Set problem
Leave out the pictures and return every entry exactly as it appears.

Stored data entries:
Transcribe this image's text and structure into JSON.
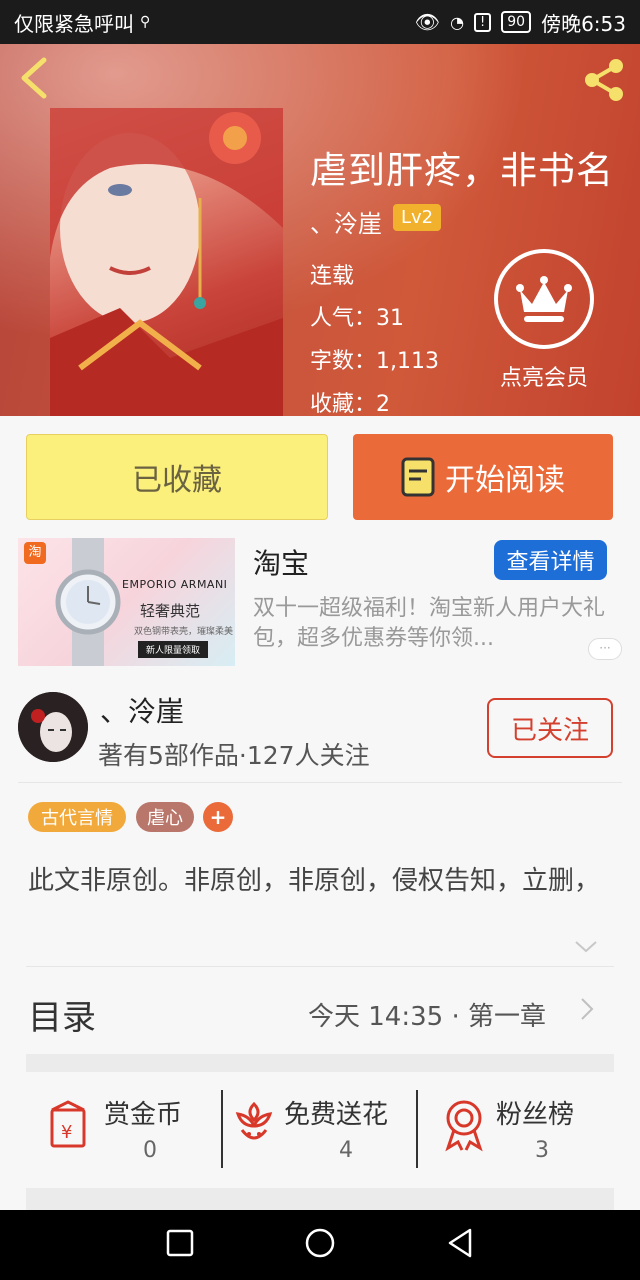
{
  "status_bar": {
    "left_text": "仅限紧急呼叫",
    "battery": "90",
    "time": "傍晚6:53"
  },
  "book": {
    "title": "虐到肝疼，非书名",
    "author": "、泠崖",
    "level": "Lv2",
    "status": "连载",
    "popularity": "人气：31",
    "word_count": "字数：1,113",
    "favorites": "收藏：2",
    "vip_label": "点亮会员"
  },
  "actions": {
    "favorited_label": "已收藏",
    "read_label": "开始阅读"
  },
  "ad": {
    "brand": "淘宝",
    "details_button": "查看详情",
    "description": "双十一超级福利！淘宝新人用户大礼包，超多优惠券等你领...",
    "image_badge": "淘",
    "image_brand": "EMPORIO ARMANI",
    "image_slogan": "轻奢典范",
    "image_subtext": "双色钢带表壳，璀璨柔美",
    "image_cta": "新人限量领取",
    "more": "···"
  },
  "author_card": {
    "name": "、泠崖",
    "meta": "著有5部作品·127人关注",
    "follow_label": "已关注"
  },
  "tags": [
    {
      "label": "古代言情",
      "color": "#f2a93b"
    },
    {
      "label": "虐心",
      "color": "#b9776b"
    },
    {
      "label": "+",
      "color": "#ea6a3a"
    }
  ],
  "synopsis": "此文非原创。非原创，非原创，侵权告知，立删，",
  "toc": {
    "title": "目录",
    "latest": "今天 14:35 · 第一章"
  },
  "stats": [
    {
      "label": "赏金币",
      "value": "0",
      "icon": "red-envelope-icon"
    },
    {
      "label": "免费送花",
      "value": "4",
      "icon": "flower-icon"
    },
    {
      "label": "粉丝榜",
      "value": "3",
      "icon": "medal-icon"
    }
  ],
  "colors": {
    "accent": "#ea6a3a",
    "follow_red": "#d4402e",
    "favorite_yellow": "#fbf07c",
    "ad_blue": "#1e6ed8"
  }
}
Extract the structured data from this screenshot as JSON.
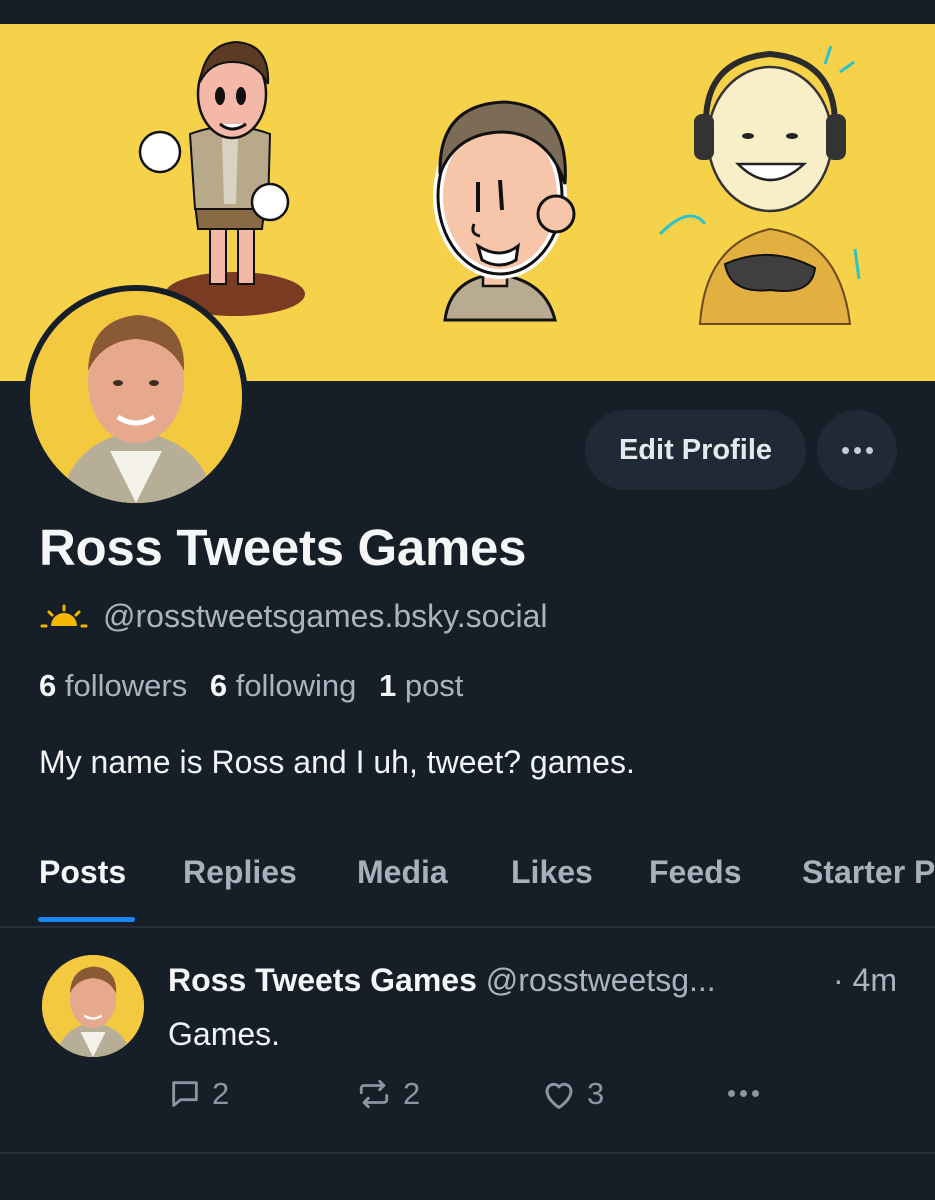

Exercise output
Transcribe this image's text and structure into JSON.
{
  "status_bar": {
    "left_text": "仅限紧急呼叫",
    "battery": "90",
    "time": "傍晚6:53"
  },
  "book": {
    "title": "虐到肝疼，非书名",
    "author": "、泠崖",
    "level": "Lv2",
    "status": "连载",
    "popularity": "人气：31",
    "word_count": "字数：1,113",
    "favorites": "收藏：2",
    "vip_label": "点亮会员"
  },
  "actions": {
    "favorited_label": "已收藏",
    "read_label": "开始阅读"
  },
  "ad": {
    "brand": "淘宝",
    "details_button": "查看详情",
    "description": "双十一超级福利！淘宝新人用户大礼包，超多优惠券等你领...",
    "image_badge": "淘",
    "image_brand": "EMPORIO ARMANI",
    "image_slogan": "轻奢典范",
    "image_subtext": "双色钢带表壳，璀璨柔美",
    "image_cta": "新人限量领取",
    "more": "···"
  },
  "author_card": {
    "name": "、泠崖",
    "meta": "著有5部作品·127人关注",
    "follow_label": "已关注"
  },
  "tags": [
    {
      "label": "古代言情",
      "color": "#f2a93b"
    },
    {
      "label": "虐心",
      "color": "#b9776b"
    },
    {
      "label": "+",
      "color": "#ea6a3a"
    }
  ],
  "synopsis": "此文非原创。非原创，非原创，侵权告知，立删，",
  "toc": {
    "title": "目录",
    "latest": "今天 14:35 · 第一章"
  },
  "stats": [
    {
      "label": "赏金币",
      "value": "0",
      "icon": "red-envelope-icon"
    },
    {
      "label": "免费送花",
      "value": "4",
      "icon": "flower-icon"
    },
    {
      "label": "粉丝榜",
      "value": "3",
      "icon": "medal-icon"
    }
  ],
  "colors": {
    "accent": "#ea6a3a",
    "follow_red": "#d4402e",
    "favorite_yellow": "#fbf07c",
    "ad_blue": "#1e6ed8"
  }
}
Extract the structured data from this screenshot as JSON.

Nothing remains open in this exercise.